:: AIM OF THE TASK ::
Reproduce every line of the entries below verbatim, omitting the pictures.

:: RECORDS TO PROCESS ::
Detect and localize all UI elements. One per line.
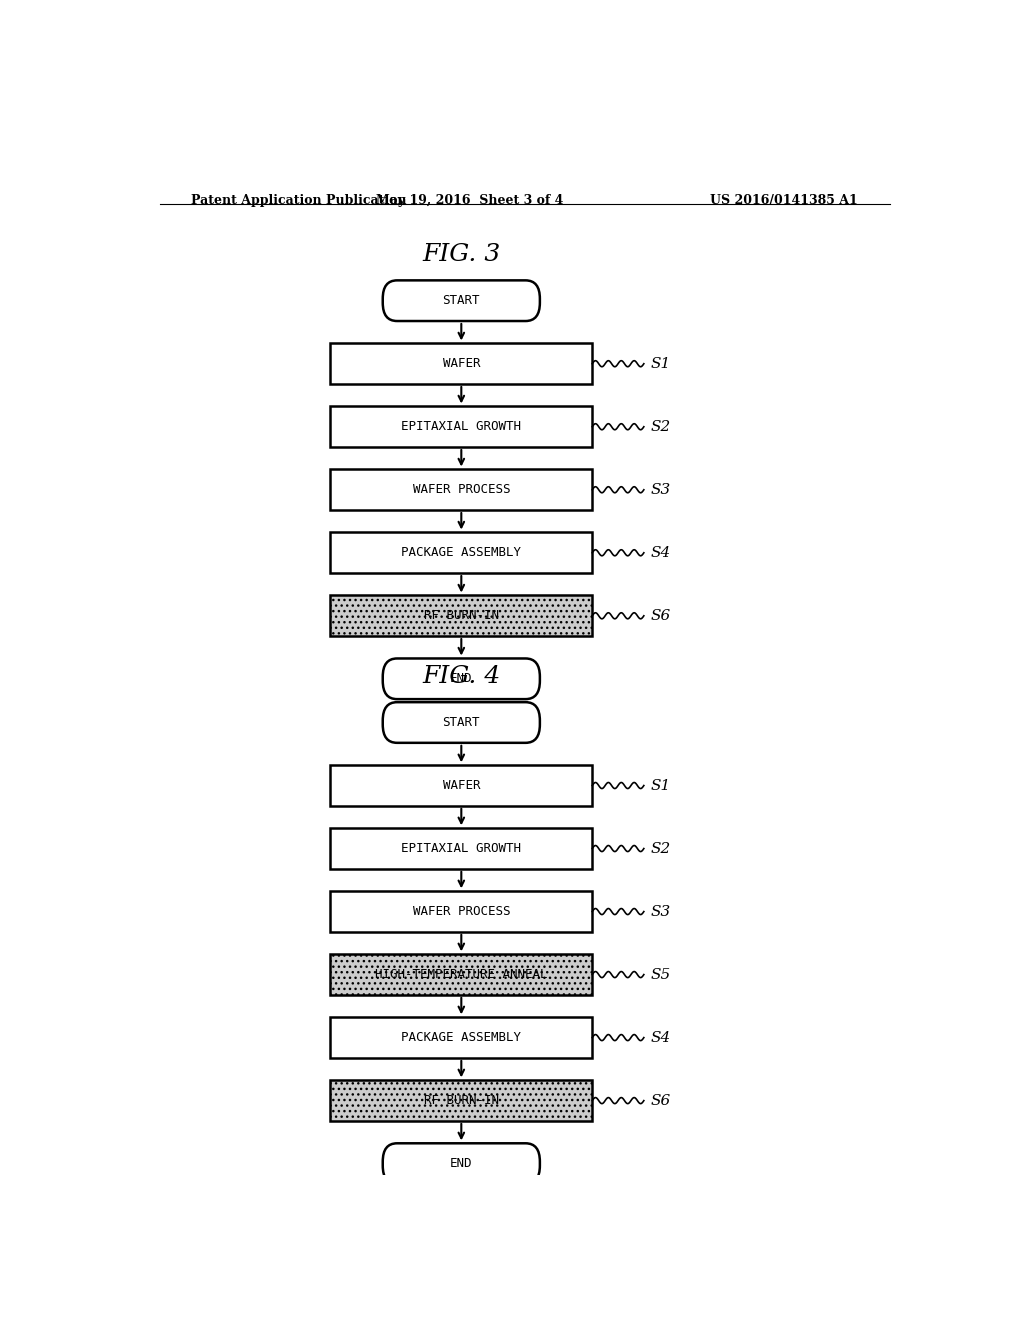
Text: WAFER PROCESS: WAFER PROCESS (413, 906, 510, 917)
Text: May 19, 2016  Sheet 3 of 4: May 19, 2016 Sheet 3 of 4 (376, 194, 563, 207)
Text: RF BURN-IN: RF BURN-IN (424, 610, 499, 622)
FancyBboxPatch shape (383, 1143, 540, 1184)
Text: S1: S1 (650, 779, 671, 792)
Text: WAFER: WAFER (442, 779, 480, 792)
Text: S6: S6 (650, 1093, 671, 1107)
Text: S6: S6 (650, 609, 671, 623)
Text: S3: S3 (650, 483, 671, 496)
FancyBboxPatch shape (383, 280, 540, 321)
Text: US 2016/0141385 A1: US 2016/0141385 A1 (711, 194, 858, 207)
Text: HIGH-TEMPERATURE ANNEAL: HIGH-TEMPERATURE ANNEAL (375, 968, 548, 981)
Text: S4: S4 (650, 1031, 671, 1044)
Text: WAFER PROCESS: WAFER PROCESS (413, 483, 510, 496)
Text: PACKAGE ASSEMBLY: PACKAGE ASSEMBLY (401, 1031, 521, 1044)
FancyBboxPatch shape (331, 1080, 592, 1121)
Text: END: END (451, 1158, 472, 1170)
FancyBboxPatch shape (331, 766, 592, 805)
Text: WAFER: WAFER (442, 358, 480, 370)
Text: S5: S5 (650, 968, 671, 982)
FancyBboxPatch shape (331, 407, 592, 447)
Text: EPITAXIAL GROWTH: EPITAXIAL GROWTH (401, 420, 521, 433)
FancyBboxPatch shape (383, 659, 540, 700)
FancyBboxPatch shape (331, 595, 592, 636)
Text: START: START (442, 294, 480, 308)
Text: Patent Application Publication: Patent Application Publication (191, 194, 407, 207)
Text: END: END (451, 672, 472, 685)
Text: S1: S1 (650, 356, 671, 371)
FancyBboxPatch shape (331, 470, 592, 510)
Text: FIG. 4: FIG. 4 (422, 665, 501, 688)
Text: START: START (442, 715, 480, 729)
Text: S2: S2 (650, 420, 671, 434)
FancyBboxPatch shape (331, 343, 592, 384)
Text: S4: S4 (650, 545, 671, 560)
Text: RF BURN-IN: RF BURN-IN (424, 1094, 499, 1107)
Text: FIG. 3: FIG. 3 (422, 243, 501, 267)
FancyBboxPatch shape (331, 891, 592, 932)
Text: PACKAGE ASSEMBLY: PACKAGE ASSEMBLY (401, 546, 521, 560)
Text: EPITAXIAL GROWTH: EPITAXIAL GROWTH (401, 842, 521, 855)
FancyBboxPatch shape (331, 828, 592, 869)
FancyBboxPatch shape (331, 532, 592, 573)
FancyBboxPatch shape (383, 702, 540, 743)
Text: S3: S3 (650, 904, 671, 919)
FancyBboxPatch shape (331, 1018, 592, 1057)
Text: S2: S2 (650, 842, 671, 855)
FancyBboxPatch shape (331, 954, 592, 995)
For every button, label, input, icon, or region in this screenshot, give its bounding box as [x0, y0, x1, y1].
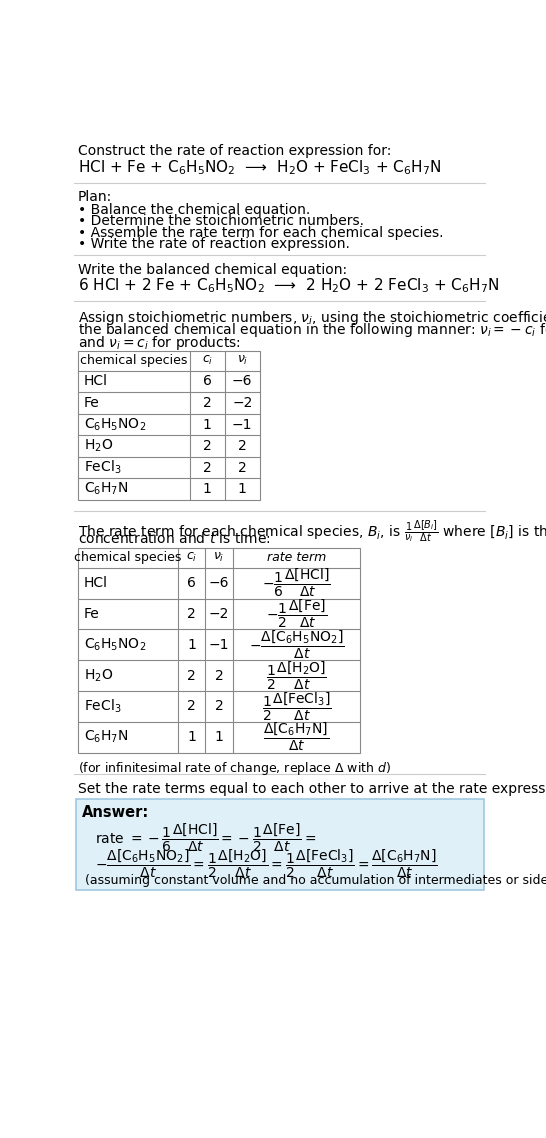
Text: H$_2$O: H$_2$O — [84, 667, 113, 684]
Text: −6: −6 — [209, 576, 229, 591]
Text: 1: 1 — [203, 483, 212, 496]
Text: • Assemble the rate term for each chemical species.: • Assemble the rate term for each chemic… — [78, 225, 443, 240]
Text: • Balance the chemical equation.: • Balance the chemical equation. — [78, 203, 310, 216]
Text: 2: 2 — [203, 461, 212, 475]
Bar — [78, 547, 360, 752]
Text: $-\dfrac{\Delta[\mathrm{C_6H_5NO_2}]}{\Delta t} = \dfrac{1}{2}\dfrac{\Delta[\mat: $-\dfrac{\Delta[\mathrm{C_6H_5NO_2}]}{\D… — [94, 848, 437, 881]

:: WRITTEN REPLY ::
Detect and localize all UI elements. One per line.
Text: WAFER PROCESS: WAFER PROCESS (413, 906, 510, 917)
Text: May 19, 2016  Sheet 3 of 4: May 19, 2016 Sheet 3 of 4 (376, 194, 563, 207)
Text: RF BURN-IN: RF BURN-IN (424, 610, 499, 622)
FancyBboxPatch shape (383, 1143, 540, 1184)
Text: S1: S1 (650, 779, 671, 792)
Text: WAFER: WAFER (442, 779, 480, 792)
Text: S6: S6 (650, 1093, 671, 1107)
Text: S6: S6 (650, 609, 671, 623)
Text: S3: S3 (650, 483, 671, 496)
FancyBboxPatch shape (383, 280, 540, 321)
Text: US 2016/0141385 A1: US 2016/0141385 A1 (711, 194, 858, 207)
Text: HIGH-TEMPERATURE ANNEAL: HIGH-TEMPERATURE ANNEAL (375, 968, 548, 981)
Text: S4: S4 (650, 1031, 671, 1044)
Text: WAFER PROCESS: WAFER PROCESS (413, 483, 510, 496)
Text: PACKAGE ASSEMBLY: PACKAGE ASSEMBLY (401, 1031, 521, 1044)
FancyBboxPatch shape (331, 1080, 592, 1121)
Text: END: END (451, 1158, 472, 1170)
FancyBboxPatch shape (331, 766, 592, 805)
Text: WAFER: WAFER (442, 358, 480, 370)
Text: S5: S5 (650, 968, 671, 982)
FancyBboxPatch shape (331, 407, 592, 447)
Text: EPITAXIAL GROWTH: EPITAXIAL GROWTH (401, 420, 521, 433)
FancyBboxPatch shape (383, 659, 540, 700)
FancyBboxPatch shape (331, 595, 592, 636)
Text: START: START (442, 294, 480, 308)
Text: Patent Application Publication: Patent Application Publication (191, 194, 407, 207)
Text: END: END (451, 672, 472, 685)
Text: S1: S1 (650, 356, 671, 371)
FancyBboxPatch shape (331, 470, 592, 510)
Text: FIG. 4: FIG. 4 (422, 665, 501, 688)
Text: START: START (442, 715, 480, 729)
Text: S2: S2 (650, 420, 671, 434)
FancyBboxPatch shape (331, 343, 592, 384)
Text: S4: S4 (650, 545, 671, 560)
Text: RF BURN-IN: RF BURN-IN (424, 1094, 499, 1107)
Text: FIG. 3: FIG. 3 (422, 243, 501, 267)
FancyBboxPatch shape (331, 891, 592, 932)
Text: PACKAGE ASSEMBLY: PACKAGE ASSEMBLY (401, 546, 521, 560)
Text: EPITAXIAL GROWTH: EPITAXIAL GROWTH (401, 842, 521, 855)
FancyBboxPatch shape (331, 828, 592, 869)
FancyBboxPatch shape (331, 532, 592, 573)
FancyBboxPatch shape (383, 702, 540, 743)
Text: S3: S3 (650, 904, 671, 919)
FancyBboxPatch shape (331, 1018, 592, 1057)
Text: S2: S2 (650, 842, 671, 855)
FancyBboxPatch shape (331, 954, 592, 995)
For every button, label, input, icon, or region in this screenshot, give its bounding box as [x0, y0, x1, y1].
Text: H$_2$O: H$_2$O — [84, 667, 113, 684]
Text: −6: −6 — [209, 576, 229, 591]
Text: 1: 1 — [203, 483, 212, 496]
Text: • Assemble the rate term for each chemical species.: • Assemble the rate term for each chemic… — [78, 225, 443, 240]
Text: • Balance the chemical equation.: • Balance the chemical equation. — [78, 203, 310, 216]
Text: 2: 2 — [203, 461, 212, 475]
Bar — [78, 547, 360, 752]
Text: $-\dfrac{\Delta[\mathrm{C_6H_5NO_2}]}{\Delta t} = \dfrac{1}{2}\dfrac{\Delta[\mat: $-\dfrac{\Delta[\mathrm{C_6H_5NO_2}]}{\D… — [94, 848, 437, 881]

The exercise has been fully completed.